(Document page records)
◇ ◇ ◇ ◇ ◇ ◇ ◇

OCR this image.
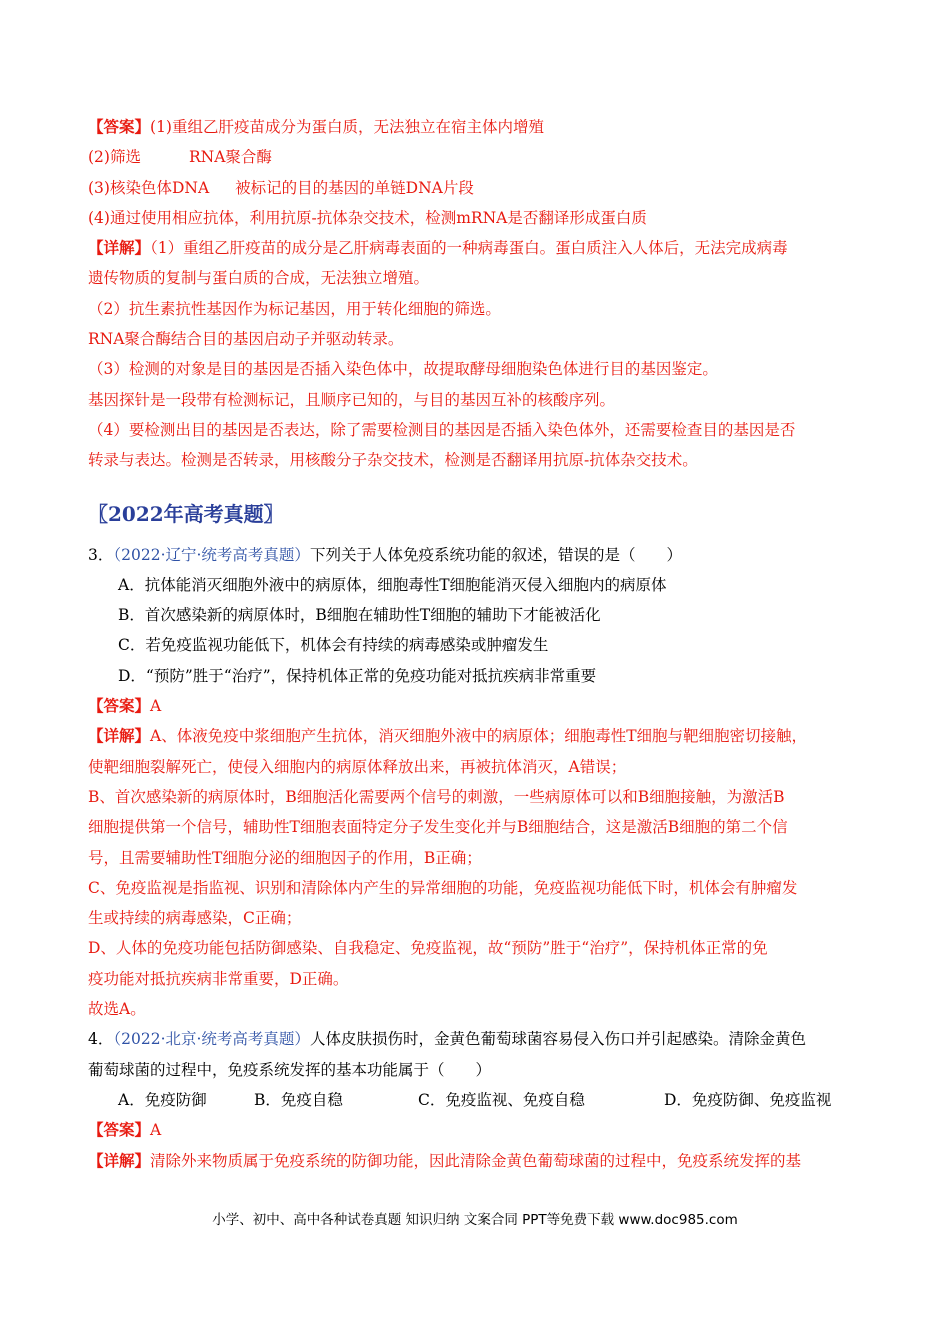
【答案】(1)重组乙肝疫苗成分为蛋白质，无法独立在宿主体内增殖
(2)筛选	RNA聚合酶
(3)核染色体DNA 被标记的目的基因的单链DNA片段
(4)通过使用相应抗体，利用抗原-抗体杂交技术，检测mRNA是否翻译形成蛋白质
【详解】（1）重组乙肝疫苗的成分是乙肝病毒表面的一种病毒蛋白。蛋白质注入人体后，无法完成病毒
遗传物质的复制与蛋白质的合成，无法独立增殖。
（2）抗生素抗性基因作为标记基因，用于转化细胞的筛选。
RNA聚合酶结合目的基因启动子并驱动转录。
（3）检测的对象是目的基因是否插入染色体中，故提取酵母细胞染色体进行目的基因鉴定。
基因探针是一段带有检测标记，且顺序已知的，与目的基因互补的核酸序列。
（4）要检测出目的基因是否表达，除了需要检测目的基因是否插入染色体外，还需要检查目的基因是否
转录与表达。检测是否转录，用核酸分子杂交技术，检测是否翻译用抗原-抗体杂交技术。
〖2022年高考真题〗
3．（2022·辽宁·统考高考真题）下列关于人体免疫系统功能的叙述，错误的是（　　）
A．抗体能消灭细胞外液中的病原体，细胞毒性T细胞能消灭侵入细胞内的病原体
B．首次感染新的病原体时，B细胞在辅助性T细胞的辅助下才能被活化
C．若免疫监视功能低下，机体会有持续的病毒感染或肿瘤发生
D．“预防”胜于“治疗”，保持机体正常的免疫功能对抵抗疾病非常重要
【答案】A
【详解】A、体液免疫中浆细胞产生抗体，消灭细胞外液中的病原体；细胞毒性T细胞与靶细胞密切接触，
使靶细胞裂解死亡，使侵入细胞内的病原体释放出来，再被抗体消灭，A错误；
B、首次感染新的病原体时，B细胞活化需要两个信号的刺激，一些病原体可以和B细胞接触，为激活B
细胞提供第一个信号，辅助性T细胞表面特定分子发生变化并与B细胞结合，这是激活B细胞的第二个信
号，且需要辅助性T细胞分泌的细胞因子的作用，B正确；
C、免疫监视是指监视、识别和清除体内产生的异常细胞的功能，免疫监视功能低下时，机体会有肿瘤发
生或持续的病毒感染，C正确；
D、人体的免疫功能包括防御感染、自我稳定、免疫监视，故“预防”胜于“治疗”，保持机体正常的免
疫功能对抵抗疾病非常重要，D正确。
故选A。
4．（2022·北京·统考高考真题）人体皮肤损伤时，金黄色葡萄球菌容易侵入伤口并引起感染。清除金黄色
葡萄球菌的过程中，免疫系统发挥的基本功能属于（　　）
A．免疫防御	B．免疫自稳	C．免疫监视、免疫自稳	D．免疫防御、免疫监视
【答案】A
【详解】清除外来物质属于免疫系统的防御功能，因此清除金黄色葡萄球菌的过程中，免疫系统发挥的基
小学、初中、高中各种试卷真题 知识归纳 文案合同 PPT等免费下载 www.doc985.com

◇ ◇ ◇ ◇ ◇ ◇ ◇

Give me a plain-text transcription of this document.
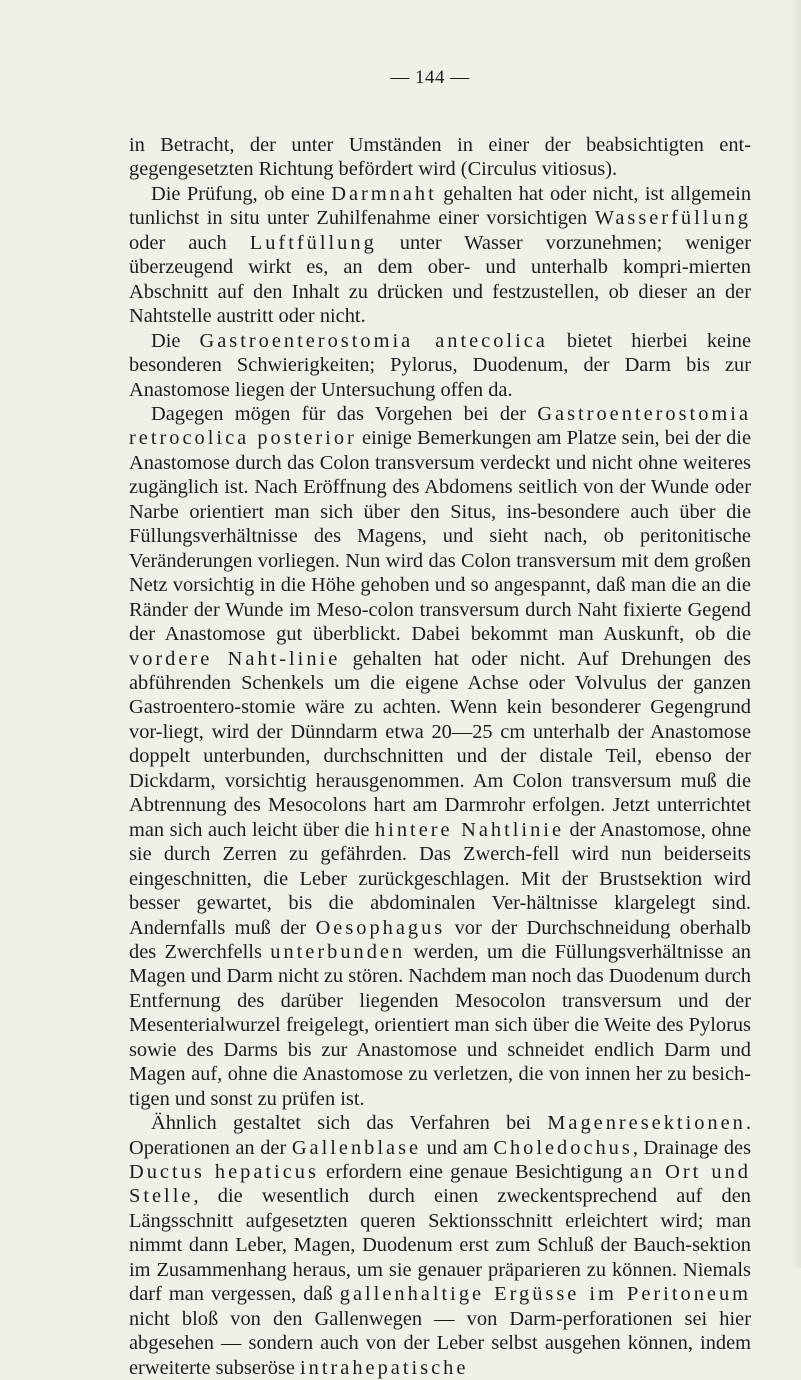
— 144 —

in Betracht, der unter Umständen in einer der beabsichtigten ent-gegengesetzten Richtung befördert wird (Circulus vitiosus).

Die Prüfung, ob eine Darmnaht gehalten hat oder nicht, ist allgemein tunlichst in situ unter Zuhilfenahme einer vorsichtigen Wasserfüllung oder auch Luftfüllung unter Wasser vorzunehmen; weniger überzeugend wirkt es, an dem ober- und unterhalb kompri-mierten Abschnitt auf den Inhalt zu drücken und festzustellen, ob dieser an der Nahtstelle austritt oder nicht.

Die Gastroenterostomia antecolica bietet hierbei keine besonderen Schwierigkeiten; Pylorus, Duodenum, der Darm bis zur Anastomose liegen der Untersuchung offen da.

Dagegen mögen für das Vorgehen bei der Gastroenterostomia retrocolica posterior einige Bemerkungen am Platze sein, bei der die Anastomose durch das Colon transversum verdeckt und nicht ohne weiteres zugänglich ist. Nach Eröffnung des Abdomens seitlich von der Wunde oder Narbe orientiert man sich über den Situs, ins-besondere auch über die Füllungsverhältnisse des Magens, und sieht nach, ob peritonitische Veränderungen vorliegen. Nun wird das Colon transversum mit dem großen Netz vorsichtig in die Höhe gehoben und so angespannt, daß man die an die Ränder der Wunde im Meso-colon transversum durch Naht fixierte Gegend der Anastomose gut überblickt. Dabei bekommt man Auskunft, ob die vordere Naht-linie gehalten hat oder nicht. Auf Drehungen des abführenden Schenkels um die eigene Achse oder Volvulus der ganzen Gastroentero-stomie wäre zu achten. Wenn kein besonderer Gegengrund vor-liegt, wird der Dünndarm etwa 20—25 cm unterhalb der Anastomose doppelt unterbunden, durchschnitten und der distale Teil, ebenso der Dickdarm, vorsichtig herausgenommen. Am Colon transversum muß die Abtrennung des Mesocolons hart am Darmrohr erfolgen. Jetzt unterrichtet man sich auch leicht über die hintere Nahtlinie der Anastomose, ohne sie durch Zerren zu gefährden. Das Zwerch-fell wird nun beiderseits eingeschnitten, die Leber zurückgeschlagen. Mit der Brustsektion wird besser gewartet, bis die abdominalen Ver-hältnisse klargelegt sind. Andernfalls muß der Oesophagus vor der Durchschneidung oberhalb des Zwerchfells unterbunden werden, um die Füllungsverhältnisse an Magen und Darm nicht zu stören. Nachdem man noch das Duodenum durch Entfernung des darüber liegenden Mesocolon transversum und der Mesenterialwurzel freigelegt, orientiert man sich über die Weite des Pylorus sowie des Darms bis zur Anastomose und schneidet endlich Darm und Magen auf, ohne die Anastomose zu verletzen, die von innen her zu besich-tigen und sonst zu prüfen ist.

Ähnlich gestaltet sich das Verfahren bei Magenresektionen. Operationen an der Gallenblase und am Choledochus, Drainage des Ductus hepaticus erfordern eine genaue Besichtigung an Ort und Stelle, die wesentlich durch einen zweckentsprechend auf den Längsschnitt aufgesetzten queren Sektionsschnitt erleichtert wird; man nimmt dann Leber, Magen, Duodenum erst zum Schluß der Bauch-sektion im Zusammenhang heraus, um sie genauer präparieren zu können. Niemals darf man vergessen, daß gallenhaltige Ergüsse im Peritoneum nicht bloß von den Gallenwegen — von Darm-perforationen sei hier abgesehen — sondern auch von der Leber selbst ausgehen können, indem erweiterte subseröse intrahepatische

◇ ◇ ◇ ◇ ◇ ◇ ◇

(Exercise prompt)
From the data above, how many lines contain the word "抗体杂交技术"? Give the number alone.

(Result below)
2